## WHAT YOU ARE ASKED TO DO:
Extract every line below that contains the word "Temperature".
═══ SUPPLIED MATERIAL
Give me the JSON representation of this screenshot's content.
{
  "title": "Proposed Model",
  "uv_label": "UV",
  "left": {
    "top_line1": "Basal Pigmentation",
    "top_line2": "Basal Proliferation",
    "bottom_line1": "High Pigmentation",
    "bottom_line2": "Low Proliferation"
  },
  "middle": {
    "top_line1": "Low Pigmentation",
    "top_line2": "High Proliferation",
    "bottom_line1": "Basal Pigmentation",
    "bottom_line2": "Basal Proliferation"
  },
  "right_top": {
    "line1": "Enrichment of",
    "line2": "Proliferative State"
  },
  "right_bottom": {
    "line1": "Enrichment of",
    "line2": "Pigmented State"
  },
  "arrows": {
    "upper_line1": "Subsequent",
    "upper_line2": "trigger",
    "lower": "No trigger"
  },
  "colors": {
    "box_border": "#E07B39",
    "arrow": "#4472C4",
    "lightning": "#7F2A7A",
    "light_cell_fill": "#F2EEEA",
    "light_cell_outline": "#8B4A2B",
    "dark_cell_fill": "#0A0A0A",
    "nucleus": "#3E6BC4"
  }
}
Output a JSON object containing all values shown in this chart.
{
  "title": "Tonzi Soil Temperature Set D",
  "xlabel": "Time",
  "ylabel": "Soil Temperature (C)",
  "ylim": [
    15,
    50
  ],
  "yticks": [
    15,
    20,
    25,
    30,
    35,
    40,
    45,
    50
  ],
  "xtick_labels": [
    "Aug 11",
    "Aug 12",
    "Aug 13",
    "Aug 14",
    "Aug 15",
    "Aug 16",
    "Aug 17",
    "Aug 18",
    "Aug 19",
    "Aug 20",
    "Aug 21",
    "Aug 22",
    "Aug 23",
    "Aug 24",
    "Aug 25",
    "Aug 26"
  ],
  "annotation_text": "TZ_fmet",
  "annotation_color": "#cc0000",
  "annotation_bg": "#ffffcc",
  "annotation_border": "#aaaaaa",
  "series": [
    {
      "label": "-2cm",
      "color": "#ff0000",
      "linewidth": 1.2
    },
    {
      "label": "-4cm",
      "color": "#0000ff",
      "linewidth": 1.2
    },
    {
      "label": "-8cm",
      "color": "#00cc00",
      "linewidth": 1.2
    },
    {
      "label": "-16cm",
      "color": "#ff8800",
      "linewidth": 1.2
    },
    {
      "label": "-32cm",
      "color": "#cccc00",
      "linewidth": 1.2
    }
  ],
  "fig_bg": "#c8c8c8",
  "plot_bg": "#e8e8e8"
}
══════
## SOLUTION TO THIS TASK:
  "title": "Tonzi Soil Temperature Set D",
  "ylabel": "Soil Temperature (C)",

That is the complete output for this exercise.